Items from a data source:
## begin

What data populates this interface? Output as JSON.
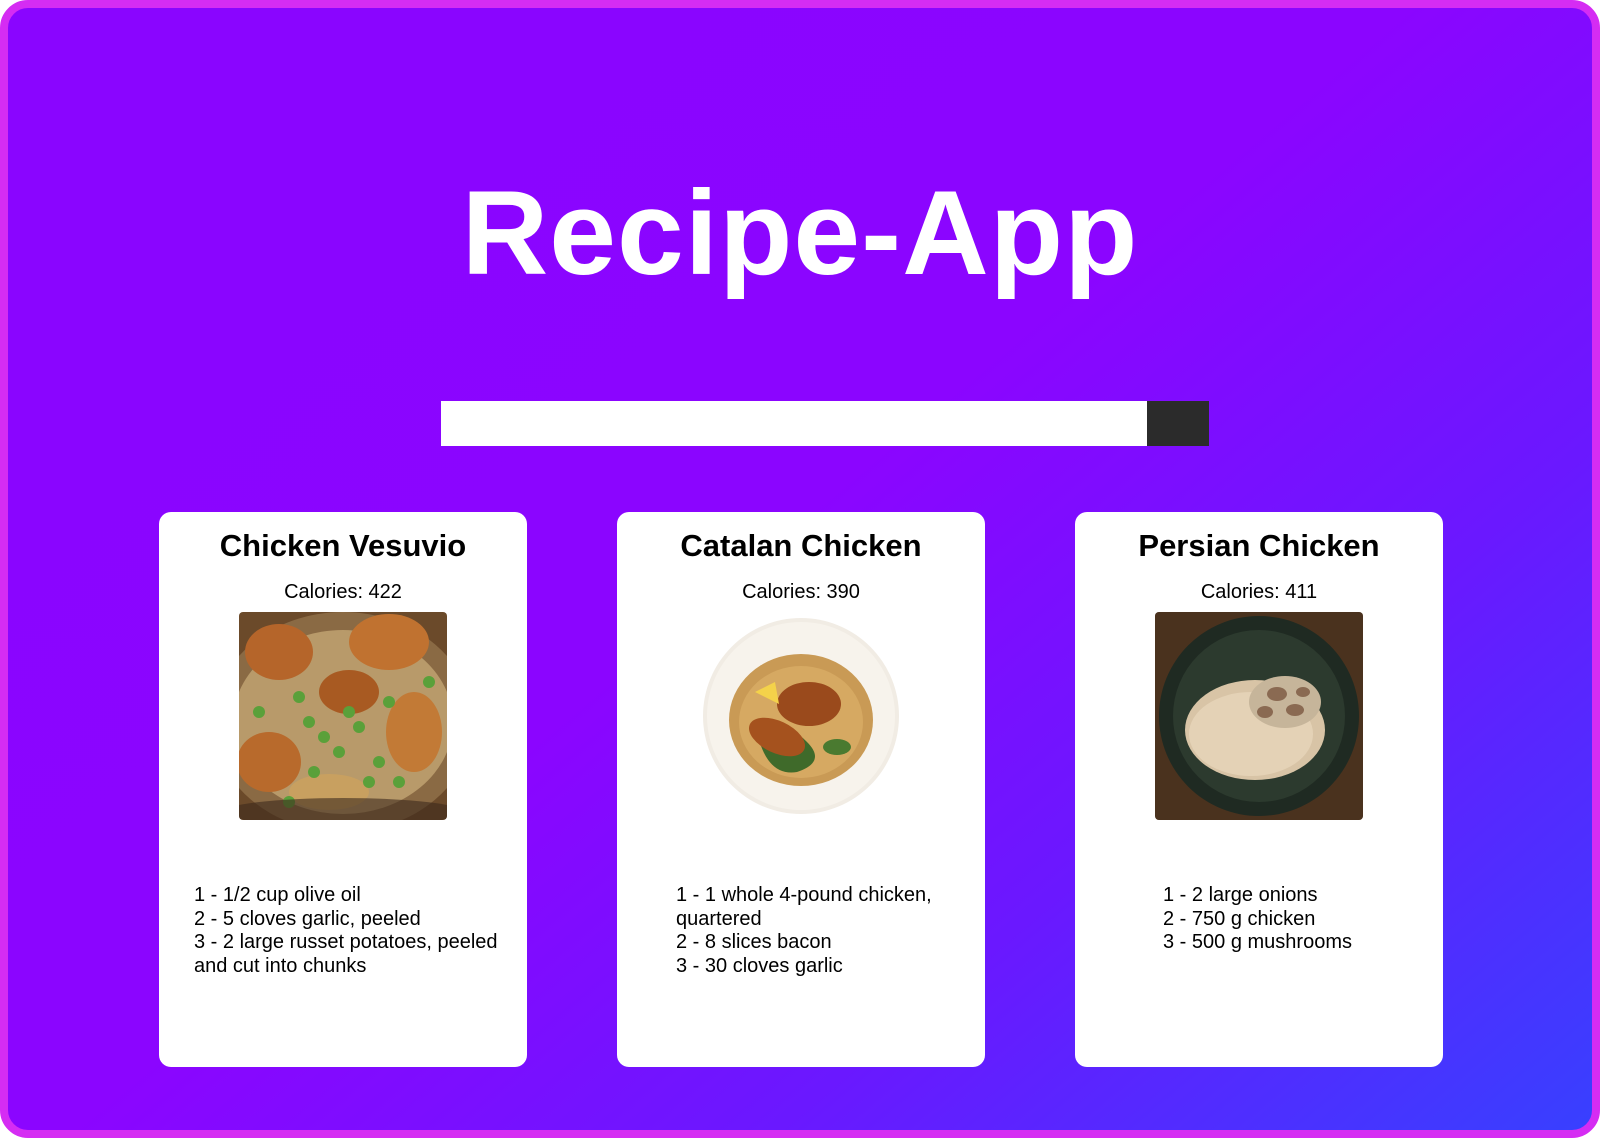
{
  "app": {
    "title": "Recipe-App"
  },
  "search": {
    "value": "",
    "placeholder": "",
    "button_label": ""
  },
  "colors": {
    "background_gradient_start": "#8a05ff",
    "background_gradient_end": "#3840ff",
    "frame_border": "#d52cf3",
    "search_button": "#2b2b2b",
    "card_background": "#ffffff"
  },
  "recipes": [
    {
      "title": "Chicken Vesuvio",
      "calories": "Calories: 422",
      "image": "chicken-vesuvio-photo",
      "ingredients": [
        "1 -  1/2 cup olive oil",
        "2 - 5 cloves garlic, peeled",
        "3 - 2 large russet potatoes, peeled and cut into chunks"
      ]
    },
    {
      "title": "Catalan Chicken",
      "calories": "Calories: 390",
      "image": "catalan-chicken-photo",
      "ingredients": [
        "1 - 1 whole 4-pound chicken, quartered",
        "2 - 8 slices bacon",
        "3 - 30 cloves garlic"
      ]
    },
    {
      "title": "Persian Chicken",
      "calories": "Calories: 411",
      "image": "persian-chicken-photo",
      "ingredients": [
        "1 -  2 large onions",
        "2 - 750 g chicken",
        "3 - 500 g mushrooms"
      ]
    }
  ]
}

## end

Copy out the lines in which the string "title" appears.

▸ FULL SOLUTION
    "title": "Recipe-App"
      "title": "Chicken Vesuvio",
      "title": "Catalan Chicken",
      "title": "Persian Chicken",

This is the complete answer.